(Available data):
Segment Open
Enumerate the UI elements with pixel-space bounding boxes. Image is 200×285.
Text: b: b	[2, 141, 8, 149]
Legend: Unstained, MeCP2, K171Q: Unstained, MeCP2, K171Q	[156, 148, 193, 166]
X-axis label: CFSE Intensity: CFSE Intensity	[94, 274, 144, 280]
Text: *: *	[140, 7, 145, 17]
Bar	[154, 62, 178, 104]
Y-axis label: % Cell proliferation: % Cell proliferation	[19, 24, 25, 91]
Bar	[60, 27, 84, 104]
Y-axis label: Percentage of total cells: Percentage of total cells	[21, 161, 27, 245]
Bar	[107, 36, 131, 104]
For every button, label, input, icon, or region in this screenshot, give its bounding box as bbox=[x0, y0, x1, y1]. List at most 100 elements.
Segment Closed
Segment Open
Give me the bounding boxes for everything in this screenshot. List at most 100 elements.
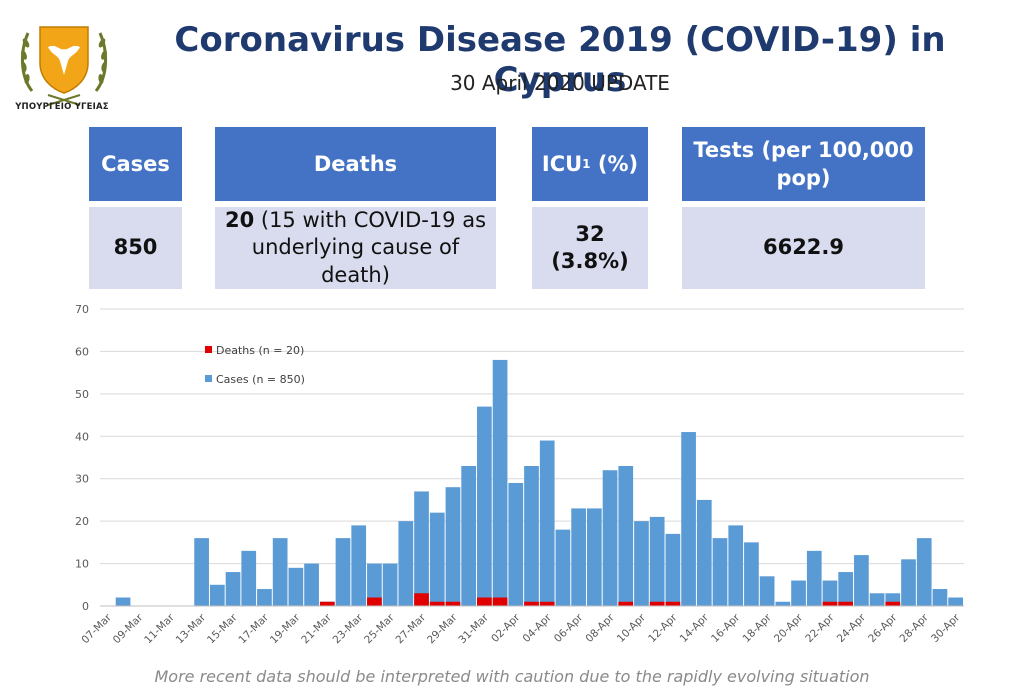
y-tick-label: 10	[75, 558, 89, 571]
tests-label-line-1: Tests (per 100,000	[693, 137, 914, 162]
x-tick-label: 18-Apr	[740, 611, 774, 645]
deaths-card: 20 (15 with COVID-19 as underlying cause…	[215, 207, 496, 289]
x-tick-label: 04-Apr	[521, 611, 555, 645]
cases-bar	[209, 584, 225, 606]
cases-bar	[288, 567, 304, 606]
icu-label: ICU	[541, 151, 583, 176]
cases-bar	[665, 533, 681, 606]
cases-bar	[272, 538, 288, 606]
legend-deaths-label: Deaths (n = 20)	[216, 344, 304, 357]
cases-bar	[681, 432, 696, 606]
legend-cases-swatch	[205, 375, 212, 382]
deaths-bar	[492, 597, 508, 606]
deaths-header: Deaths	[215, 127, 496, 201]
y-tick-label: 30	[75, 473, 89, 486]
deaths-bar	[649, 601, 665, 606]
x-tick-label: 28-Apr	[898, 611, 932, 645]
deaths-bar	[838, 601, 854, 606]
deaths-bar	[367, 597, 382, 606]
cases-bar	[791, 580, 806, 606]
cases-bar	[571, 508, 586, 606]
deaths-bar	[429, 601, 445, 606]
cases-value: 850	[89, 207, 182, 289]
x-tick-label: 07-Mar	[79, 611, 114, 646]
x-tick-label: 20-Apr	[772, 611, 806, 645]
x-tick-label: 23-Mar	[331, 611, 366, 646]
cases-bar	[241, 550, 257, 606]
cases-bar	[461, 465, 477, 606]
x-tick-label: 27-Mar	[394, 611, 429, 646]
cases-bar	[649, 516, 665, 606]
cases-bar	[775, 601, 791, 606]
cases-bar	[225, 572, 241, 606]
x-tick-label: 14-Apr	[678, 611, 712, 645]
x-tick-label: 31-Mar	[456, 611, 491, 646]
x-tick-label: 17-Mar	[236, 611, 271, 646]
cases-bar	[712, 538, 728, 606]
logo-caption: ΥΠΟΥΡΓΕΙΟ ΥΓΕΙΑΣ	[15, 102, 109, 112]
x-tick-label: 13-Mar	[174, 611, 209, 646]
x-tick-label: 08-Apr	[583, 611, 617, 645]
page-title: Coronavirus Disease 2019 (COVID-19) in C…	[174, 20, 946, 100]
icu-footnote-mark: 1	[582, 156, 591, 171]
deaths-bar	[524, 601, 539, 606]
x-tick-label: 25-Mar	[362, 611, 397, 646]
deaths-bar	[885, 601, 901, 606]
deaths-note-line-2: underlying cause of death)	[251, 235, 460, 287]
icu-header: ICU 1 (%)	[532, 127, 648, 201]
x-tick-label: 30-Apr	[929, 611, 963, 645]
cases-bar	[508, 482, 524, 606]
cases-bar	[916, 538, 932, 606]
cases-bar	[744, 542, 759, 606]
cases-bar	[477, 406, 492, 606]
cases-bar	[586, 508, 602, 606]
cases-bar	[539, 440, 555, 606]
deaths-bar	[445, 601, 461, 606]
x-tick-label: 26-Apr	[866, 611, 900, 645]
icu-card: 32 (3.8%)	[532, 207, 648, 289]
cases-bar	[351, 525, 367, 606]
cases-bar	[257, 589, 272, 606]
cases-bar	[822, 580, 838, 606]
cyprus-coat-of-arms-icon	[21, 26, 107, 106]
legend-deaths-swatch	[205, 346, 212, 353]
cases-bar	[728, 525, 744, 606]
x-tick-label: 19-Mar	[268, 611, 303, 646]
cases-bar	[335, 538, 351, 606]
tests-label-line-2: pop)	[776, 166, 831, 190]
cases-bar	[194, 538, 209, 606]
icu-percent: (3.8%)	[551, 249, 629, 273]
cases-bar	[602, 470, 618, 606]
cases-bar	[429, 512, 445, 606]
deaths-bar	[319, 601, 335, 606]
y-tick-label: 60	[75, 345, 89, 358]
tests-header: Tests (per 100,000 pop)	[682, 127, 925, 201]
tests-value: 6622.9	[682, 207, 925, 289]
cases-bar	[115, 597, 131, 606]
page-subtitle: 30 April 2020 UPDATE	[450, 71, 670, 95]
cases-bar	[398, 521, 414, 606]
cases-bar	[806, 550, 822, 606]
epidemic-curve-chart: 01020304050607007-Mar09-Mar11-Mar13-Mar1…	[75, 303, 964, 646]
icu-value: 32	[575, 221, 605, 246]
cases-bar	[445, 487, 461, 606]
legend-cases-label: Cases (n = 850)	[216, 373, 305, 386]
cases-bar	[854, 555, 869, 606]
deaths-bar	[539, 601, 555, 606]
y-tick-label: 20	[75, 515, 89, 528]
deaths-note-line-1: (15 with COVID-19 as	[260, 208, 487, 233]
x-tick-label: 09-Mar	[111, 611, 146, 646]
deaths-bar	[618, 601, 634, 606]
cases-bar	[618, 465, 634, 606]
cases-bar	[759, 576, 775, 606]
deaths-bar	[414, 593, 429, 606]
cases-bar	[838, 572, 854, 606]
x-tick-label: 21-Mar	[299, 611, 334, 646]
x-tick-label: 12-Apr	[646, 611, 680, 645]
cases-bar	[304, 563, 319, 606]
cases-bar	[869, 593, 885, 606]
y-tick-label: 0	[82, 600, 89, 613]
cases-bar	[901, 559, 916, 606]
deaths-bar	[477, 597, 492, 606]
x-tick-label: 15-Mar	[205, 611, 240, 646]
Segment Closed
Segment Open
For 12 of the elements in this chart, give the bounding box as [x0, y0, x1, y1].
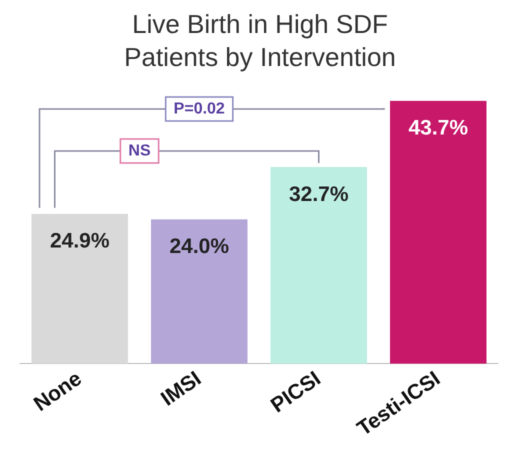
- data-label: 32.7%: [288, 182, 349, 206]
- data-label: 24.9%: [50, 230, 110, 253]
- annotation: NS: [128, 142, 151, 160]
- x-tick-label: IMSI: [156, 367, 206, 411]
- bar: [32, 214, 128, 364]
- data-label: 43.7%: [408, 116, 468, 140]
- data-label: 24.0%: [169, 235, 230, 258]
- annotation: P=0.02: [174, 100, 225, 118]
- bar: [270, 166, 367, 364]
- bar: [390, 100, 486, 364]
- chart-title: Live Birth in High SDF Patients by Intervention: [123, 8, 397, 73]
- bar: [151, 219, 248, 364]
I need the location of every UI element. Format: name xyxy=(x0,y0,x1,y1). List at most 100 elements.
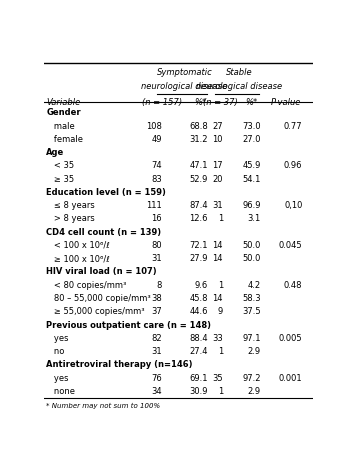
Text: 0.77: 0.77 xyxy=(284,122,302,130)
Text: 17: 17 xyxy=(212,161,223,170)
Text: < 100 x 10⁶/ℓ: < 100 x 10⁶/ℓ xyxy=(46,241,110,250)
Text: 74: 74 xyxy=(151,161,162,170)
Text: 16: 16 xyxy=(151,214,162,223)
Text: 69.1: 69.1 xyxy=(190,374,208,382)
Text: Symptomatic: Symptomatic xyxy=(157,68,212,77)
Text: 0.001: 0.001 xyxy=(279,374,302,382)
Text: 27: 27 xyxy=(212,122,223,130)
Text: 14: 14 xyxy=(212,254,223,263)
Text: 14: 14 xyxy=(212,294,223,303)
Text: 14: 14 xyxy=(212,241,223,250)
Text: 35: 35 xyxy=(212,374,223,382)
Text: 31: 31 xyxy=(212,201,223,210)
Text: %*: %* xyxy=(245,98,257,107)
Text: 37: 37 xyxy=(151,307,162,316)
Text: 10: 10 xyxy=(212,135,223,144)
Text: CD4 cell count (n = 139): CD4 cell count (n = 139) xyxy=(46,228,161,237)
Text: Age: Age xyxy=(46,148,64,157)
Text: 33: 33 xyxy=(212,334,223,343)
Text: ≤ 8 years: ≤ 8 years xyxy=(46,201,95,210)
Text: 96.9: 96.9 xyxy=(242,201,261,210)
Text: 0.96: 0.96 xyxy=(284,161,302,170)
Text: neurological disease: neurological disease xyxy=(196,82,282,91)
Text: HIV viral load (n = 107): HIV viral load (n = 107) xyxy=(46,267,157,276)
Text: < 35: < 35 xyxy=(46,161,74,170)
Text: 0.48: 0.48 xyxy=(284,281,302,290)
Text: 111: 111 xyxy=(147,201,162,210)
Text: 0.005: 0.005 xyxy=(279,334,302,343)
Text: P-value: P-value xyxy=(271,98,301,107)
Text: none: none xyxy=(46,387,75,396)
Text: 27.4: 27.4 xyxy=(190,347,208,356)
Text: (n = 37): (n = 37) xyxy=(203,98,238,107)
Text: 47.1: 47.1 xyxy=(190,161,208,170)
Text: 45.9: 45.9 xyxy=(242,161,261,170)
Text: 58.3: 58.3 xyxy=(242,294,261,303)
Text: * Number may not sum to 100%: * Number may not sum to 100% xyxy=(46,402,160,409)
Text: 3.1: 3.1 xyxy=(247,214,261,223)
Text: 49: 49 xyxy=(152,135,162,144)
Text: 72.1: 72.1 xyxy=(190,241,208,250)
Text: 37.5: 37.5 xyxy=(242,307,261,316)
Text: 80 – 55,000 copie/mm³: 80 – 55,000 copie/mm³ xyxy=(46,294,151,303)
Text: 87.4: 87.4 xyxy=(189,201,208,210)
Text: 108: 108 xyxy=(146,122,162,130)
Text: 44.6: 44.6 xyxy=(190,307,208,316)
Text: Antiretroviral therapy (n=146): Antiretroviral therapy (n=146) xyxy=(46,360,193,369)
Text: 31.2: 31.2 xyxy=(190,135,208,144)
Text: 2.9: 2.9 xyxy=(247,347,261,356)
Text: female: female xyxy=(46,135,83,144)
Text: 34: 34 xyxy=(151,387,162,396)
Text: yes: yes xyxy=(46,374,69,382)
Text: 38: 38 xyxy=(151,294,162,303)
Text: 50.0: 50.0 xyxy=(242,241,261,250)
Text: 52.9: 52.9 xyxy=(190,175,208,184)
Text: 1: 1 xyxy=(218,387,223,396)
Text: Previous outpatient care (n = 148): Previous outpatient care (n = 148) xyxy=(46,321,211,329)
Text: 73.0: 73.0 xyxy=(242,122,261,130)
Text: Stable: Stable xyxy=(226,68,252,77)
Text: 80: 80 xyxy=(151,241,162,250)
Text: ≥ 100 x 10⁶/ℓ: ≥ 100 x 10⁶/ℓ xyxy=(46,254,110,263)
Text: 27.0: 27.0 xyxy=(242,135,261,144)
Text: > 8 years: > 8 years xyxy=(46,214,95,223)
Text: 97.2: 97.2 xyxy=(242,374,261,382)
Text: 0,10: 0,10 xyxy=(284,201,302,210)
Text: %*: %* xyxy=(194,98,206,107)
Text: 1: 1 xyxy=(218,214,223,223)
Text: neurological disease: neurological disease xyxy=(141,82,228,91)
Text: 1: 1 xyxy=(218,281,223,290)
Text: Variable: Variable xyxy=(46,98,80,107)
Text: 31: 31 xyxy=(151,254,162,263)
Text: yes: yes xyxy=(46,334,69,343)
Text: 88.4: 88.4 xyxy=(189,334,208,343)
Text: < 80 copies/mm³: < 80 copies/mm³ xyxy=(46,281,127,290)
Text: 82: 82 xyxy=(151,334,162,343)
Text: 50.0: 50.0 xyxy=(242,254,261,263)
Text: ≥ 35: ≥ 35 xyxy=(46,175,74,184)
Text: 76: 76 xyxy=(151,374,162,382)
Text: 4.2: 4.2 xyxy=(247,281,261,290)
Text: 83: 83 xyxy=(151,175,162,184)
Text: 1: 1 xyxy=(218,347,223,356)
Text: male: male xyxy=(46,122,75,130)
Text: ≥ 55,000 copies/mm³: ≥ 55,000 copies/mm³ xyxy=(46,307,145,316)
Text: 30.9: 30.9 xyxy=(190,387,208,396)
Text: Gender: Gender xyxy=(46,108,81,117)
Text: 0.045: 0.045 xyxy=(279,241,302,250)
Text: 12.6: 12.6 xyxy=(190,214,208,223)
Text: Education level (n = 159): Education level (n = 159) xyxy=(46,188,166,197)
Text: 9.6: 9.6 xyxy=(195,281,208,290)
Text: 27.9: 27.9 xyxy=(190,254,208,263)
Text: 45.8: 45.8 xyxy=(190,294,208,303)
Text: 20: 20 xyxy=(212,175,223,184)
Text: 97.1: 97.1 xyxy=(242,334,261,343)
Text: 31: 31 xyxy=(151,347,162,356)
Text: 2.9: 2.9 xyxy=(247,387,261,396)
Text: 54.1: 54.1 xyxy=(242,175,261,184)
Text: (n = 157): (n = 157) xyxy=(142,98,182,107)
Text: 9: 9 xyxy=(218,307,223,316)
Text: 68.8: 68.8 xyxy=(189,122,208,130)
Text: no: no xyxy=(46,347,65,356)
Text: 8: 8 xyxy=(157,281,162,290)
Segment Closed
Taking the entries above, print exactly the lines starting at the line with "Enumerate the UI" and ending at the line with "For every button, label, input, icon, or", both included.

Enumerate the UI elements with pixel-space bounding boxes. Image is 200×285.
Text: b: b	[2, 141, 8, 149]
Legend: Unstained, MeCP2, K171Q: Unstained, MeCP2, K171Q	[156, 148, 193, 166]
X-axis label: CFSE Intensity: CFSE Intensity	[94, 274, 144, 280]
Text: *: *	[140, 7, 145, 17]
Bar	[154, 62, 178, 104]
Y-axis label: % Cell proliferation: % Cell proliferation	[19, 24, 25, 91]
Bar	[60, 27, 84, 104]
Y-axis label: Percentage of total cells: Percentage of total cells	[21, 161, 27, 245]
Bar	[107, 36, 131, 104]
For every button, label, input, icon, or region in this screenshot, give its bounding box as bbox=[x0, y0, x1, y1]. List at most 100 elements.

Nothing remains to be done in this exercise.